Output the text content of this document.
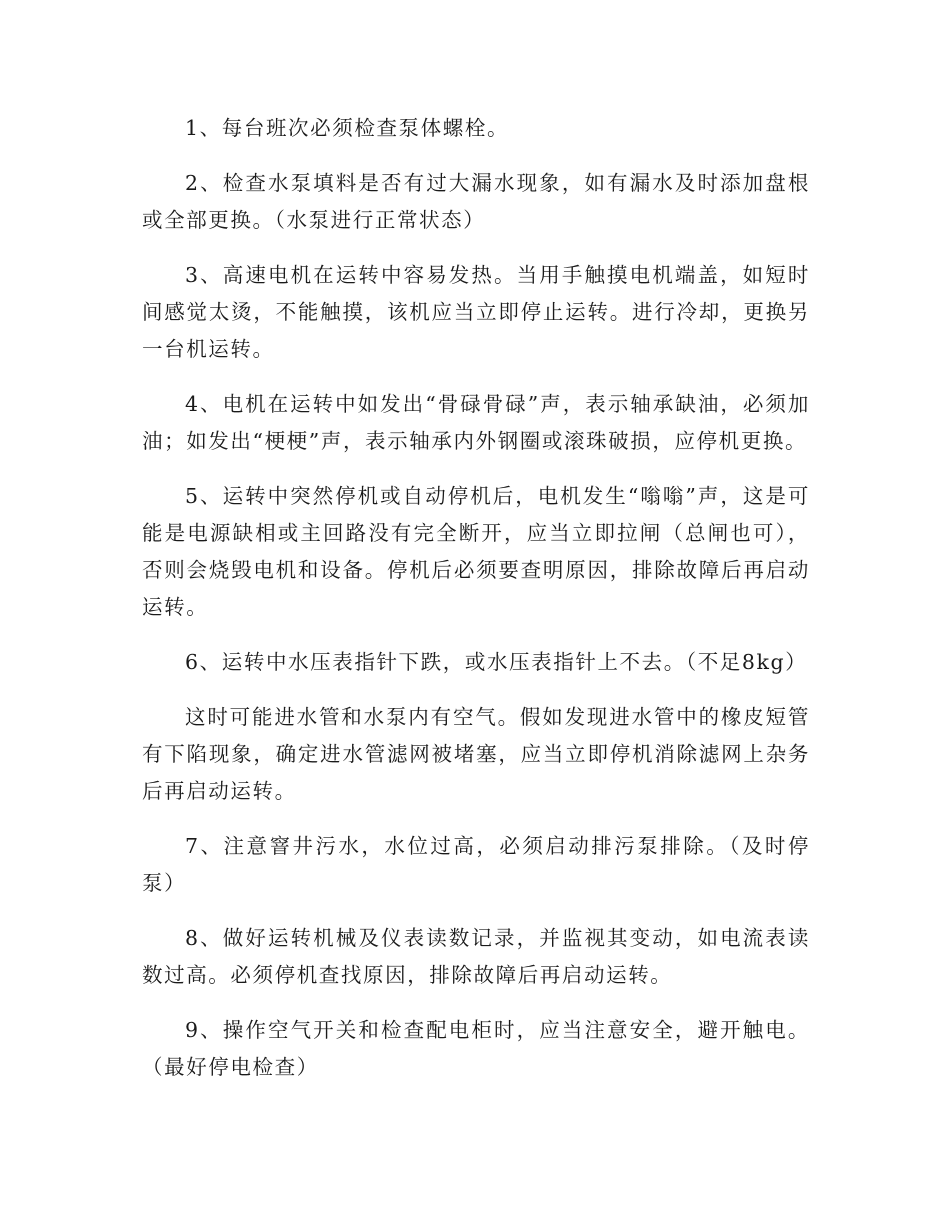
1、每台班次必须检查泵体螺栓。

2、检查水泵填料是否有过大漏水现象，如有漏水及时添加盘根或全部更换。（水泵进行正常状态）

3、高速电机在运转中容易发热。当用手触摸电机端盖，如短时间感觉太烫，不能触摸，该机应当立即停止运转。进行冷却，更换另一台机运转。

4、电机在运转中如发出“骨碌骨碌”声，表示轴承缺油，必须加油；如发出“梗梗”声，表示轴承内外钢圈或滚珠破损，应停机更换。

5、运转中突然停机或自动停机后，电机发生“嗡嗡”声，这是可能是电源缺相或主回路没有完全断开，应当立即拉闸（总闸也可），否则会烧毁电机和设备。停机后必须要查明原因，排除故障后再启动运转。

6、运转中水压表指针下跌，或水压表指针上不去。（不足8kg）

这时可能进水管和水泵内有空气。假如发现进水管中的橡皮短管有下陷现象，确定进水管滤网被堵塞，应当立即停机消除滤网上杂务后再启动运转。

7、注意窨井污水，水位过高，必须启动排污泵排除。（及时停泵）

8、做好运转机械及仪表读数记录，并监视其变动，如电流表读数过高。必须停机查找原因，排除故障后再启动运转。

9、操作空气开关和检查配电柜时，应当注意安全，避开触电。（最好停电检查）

> [Work to do] The records above need to be restated word for word, with the pictures left out.

> [Final answer]
Output the text content of this document.
1、每台班次必须检查泵体螺栓。

2、检查水泵填料是否有过大漏水现象，如有漏水及时添加盘根或全部更换。（水泵进行正常状态）

3、高速电机在运转中容易发热。当用手触摸电机端盖，如短时间感觉太烫，不能触摸，该机应当立即停止运转。进行冷却，更换另一台机运转。

4、电机在运转中如发出“骨碌骨碌”声，表示轴承缺油，必须加油；如发出“梗梗”声，表示轴承内外钢圈或滚珠破损，应停机更换。

5、运转中突然停机或自动停机后，电机发生“嗡嗡”声，这是可能是电源缺相或主回路没有完全断开，应当立即拉闸（总闸也可），否则会烧毁电机和设备。停机后必须要查明原因，排除故障后再启动运转。

6、运转中水压表指针下跌，或水压表指针上不去。（不足8kg）

这时可能进水管和水泵内有空气。假如发现进水管中的橡皮短管有下陷现象，确定进水管滤网被堵塞，应当立即停机消除滤网上杂务后再启动运转。

7、注意窨井污水，水位过高，必须启动排污泵排除。（及时停泵）

8、做好运转机械及仪表读数记录，并监视其变动，如电流表读数过高。必须停机查找原因，排除故障后再启动运转。

9、操作空气开关和检查配电柜时，应当注意安全，避开触电。（最好停电检查）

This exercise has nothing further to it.